- **Text excerpt**
------------------------

‘Alcohol is blighting our communities’ says church poll
A YouGov poll published today on behalf of three major British Christian denominations has revealed that 61% of British adults believe that excessive drinking is a problem in their local area.
The Baptists, Methodists and United Reformed Churches have expressed concerns about the increasing availability of cheap alcohol and the effects this might be having on communities across Britain. They believe that enforcing a minimum per-unit price could be part of the solution to this problem, a move that has already been taken by the Scottish Government and that has been backed by the National Institute for Clinical Excellence (NICE). So far, however, the Westminster Governments has refused to go down this route, although a growing number of local authorities are beginning to introduce minimum per-unit pricing.
Research shows that both alcohol-associated crime and health consequences are directly related to the quantity of alcohol a population consumes, and this correlates with the availability and acceptability of alcohol. This is a problem that is costing the NHS around £2.7 billion per year, let alone the costs of policing town centres, and the damage to property. The cost to individual lives, relationships and communities is incalculable.
CMF backed Liam Donaldson’s recommendation to bring in minimum per-unit pricing in 2009, stating that ‘in combating the epidemic of alcohol misuse the government needs to embrace solutions that are properly evidence-based. The current education-based “sensible drinking” strategy for countering alcohol misuse is not evidence-based, but is rather built on the false presuppositions that an intemperate minority contribute the bulk of alcohol-related problems in the community and that people make rational and objective decisions about their drinking.
Price is one of the major determinants of alcohol consumption, and setting a minimum per-unit price is a very effective preventive tool.’
We would also add that we need to challenge a wider cultural acceptance of excessive alcohol consumption. We succeeded as a nation in making drink driving socially unacceptable in the eighties, and we can do the same with binge drinking today.

------------------------

- **Records provided**

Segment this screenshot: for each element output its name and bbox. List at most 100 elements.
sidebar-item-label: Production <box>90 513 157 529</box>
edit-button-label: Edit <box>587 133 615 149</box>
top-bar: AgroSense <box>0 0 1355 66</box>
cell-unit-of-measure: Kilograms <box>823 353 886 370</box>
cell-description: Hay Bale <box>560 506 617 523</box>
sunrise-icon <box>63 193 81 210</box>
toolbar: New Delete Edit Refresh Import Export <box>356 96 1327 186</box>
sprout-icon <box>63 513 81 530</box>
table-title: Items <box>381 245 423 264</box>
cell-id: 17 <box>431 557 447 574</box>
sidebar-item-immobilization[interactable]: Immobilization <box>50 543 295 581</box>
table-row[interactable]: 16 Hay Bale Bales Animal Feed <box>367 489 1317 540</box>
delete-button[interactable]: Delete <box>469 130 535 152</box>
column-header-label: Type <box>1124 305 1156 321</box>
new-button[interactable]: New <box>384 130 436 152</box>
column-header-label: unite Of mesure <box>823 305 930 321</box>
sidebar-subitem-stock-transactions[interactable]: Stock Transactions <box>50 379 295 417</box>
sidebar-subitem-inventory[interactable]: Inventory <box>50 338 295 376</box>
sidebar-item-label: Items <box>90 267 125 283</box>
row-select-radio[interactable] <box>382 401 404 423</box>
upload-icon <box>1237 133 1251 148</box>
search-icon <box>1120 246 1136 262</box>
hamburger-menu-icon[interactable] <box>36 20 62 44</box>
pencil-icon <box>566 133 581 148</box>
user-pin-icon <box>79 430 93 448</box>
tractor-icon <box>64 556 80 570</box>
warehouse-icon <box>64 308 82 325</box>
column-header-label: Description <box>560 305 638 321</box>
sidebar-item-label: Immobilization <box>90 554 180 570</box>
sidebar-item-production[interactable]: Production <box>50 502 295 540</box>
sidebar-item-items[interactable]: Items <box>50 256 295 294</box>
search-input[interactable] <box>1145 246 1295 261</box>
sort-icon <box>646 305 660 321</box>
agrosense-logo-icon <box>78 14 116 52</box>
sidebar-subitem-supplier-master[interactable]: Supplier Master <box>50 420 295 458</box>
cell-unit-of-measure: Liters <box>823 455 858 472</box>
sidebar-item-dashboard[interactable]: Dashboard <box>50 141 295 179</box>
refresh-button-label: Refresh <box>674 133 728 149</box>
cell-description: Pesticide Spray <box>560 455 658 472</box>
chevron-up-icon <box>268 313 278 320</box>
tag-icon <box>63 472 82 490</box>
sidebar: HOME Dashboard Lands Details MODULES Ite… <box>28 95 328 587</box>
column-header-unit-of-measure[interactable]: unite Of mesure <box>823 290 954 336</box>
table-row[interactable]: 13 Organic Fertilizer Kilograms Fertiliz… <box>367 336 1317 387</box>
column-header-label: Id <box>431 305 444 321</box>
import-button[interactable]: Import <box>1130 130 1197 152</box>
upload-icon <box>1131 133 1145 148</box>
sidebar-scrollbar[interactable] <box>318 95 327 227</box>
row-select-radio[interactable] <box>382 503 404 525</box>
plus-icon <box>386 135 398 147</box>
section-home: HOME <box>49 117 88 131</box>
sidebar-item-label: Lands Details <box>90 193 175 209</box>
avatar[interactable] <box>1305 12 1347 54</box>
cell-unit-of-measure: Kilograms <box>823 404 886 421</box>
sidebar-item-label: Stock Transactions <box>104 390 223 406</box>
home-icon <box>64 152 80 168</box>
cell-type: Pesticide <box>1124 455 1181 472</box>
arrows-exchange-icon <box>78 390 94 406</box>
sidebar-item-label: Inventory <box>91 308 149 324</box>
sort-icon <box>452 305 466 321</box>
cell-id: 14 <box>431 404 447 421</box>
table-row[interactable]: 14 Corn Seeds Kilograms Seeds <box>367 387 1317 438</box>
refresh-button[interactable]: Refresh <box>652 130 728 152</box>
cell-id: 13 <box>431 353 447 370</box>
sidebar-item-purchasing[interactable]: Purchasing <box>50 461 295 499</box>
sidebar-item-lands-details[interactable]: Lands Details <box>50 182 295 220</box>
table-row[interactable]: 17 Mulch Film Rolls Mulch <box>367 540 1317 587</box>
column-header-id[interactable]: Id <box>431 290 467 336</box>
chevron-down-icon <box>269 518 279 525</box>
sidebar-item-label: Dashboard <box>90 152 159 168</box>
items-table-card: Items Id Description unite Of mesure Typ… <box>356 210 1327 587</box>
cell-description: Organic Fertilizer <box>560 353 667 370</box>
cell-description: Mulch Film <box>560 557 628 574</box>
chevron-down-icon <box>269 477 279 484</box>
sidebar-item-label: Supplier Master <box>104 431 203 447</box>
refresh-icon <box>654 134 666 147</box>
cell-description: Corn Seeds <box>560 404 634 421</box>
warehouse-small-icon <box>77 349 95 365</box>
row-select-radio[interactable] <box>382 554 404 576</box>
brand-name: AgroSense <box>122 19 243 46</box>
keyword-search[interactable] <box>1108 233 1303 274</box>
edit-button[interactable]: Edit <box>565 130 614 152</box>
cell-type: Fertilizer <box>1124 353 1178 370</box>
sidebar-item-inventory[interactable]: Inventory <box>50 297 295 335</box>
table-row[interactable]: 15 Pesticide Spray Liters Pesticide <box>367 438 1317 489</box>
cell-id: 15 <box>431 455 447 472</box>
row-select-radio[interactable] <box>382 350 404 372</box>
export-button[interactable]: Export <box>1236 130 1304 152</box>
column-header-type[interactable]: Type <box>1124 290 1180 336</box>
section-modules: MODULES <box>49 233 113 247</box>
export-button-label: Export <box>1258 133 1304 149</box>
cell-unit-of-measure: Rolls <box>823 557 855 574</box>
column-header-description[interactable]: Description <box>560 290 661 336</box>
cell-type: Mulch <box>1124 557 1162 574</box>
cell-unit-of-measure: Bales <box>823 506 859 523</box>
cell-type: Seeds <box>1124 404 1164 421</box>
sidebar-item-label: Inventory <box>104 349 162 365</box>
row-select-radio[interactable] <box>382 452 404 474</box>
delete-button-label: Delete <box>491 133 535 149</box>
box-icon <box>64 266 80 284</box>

------------------------

- **Work instruction 1**
Which three church denominations had the poll done, according to the article about the church poll on drinking?
- **Work instruction 2**
How much does the article about the church poll on drinking say the problem costs the NHS each year?
- **Work instruction 3**
Copy the part of the article about the church poll on drinking that begins with "The Baptists, Methodists" and ends with "minimum per-unit pricing.", putting "Welsh Government" in place of "Scottish Government".

- **Problem solution 1**
The Baptists, the Methodists and the United Reformed Churches.

- **Problem solution 2**
Around £2.7 billion per year.

- **Problem solution 3**
The Baptists, Methodists and United Reformed Churches have expressed concerns about the increasing availability of cheap alcohol and the effects this might be having on communities across Britain. They believe that enforcing a minimum per-unit price could be part of the solution to this problem, a move that has already been taken by the Welsh Government and that has been backed by the National Institute for Clinical Excellence (NICE). So far, however, the Westminster Governments has refused to go down this route, although a growing number of local authorities are beginning to introduce minimum per-unit pricing.